**GOAL:** Scan the entries below for the word "blocks". Copy each line that has it.
★ ★ ★ ★ ★
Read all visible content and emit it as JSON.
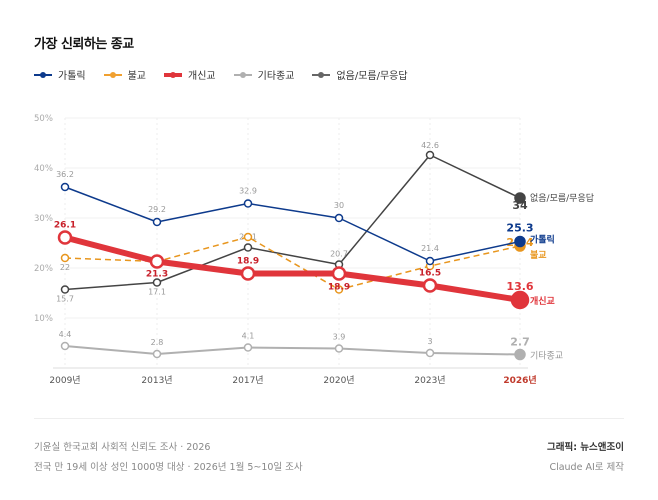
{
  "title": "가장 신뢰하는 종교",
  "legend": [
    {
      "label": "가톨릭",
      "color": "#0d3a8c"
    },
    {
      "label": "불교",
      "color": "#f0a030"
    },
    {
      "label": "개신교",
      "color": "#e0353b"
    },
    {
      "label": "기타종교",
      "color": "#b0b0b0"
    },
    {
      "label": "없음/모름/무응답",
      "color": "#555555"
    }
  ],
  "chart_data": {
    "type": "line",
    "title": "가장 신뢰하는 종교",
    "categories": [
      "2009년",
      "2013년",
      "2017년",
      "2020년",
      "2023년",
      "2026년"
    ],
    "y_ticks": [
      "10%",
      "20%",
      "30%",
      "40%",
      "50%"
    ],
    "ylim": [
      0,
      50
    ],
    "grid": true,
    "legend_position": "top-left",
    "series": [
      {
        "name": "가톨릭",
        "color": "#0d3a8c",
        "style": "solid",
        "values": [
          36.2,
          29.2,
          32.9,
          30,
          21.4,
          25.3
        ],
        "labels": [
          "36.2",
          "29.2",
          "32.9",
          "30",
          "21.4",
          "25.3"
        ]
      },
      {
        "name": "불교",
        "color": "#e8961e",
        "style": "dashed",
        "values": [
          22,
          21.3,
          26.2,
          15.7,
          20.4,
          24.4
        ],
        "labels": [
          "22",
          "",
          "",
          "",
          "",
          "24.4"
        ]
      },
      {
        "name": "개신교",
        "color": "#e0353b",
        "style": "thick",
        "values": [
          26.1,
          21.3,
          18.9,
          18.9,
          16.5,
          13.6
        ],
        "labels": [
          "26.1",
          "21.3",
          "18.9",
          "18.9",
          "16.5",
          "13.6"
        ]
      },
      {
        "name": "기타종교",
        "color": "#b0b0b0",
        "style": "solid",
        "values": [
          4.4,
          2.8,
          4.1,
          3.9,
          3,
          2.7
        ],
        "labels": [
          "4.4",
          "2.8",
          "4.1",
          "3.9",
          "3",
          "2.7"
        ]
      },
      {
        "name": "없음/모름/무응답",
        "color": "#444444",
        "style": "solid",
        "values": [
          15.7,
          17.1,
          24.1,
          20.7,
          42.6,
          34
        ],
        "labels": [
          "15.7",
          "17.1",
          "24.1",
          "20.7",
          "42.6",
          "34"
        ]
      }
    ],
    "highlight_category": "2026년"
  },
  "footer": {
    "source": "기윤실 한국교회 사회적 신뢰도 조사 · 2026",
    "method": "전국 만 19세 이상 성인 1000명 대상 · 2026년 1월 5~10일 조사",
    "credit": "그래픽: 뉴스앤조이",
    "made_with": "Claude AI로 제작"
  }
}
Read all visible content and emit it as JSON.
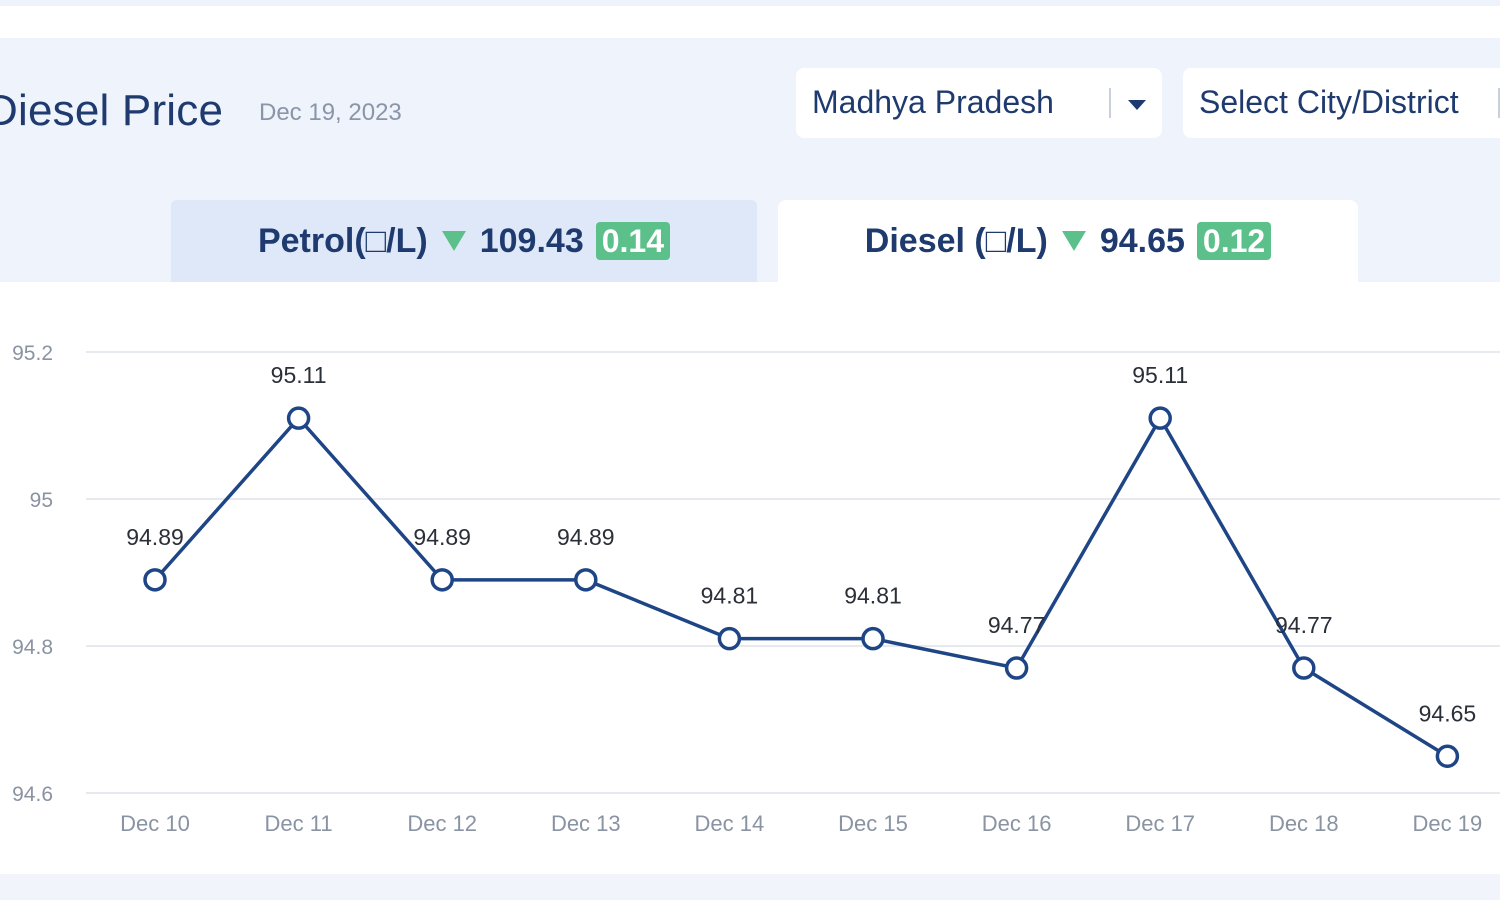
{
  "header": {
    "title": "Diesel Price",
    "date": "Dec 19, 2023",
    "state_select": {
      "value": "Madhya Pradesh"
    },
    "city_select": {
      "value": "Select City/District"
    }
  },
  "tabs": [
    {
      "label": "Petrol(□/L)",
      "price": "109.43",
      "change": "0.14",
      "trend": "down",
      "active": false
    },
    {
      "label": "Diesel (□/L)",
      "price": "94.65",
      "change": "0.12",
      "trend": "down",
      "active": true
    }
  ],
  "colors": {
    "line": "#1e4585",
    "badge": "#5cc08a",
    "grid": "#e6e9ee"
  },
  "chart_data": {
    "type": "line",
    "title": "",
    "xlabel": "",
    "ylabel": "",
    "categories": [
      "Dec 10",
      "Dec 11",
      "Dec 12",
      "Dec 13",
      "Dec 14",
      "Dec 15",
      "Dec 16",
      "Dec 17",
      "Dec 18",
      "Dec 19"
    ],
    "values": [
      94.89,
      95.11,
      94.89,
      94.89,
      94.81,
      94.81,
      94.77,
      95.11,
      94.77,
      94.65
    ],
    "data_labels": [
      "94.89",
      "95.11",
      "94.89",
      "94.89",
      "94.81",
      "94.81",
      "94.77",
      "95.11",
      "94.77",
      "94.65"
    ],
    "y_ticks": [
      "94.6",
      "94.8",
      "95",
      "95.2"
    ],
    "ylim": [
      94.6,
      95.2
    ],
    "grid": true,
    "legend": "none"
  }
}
★ ★ ★ ★ ★
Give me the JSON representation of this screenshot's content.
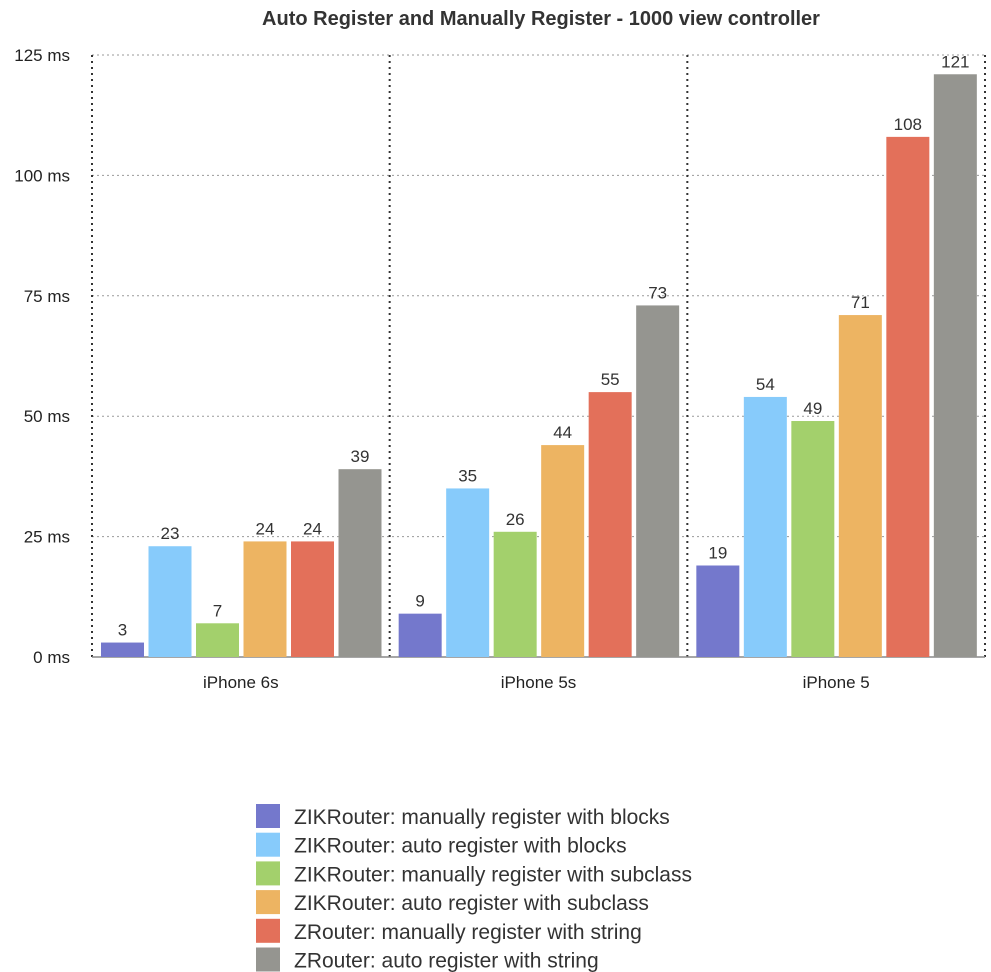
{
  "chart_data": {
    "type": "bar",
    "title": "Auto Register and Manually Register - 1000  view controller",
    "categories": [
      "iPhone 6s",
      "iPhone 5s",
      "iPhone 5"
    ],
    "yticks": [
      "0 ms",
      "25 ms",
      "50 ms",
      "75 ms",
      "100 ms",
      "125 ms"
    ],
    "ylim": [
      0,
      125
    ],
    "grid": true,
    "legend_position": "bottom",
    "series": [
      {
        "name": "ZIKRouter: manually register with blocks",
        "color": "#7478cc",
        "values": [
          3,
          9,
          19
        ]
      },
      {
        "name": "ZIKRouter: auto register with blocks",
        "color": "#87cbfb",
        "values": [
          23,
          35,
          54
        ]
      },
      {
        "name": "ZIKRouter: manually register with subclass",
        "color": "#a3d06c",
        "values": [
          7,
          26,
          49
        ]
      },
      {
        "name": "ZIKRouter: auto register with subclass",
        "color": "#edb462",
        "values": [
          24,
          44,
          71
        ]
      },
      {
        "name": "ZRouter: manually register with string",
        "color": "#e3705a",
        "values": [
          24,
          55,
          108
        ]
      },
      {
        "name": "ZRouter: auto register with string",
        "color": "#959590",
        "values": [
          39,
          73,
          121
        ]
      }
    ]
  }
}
★ ★ ★ ★ ★
**EXERCISE OUTPUT:**
        "name": "ZIKRouter: manually register with blocks",
        "name": "ZIKRouter: auto register with blocks",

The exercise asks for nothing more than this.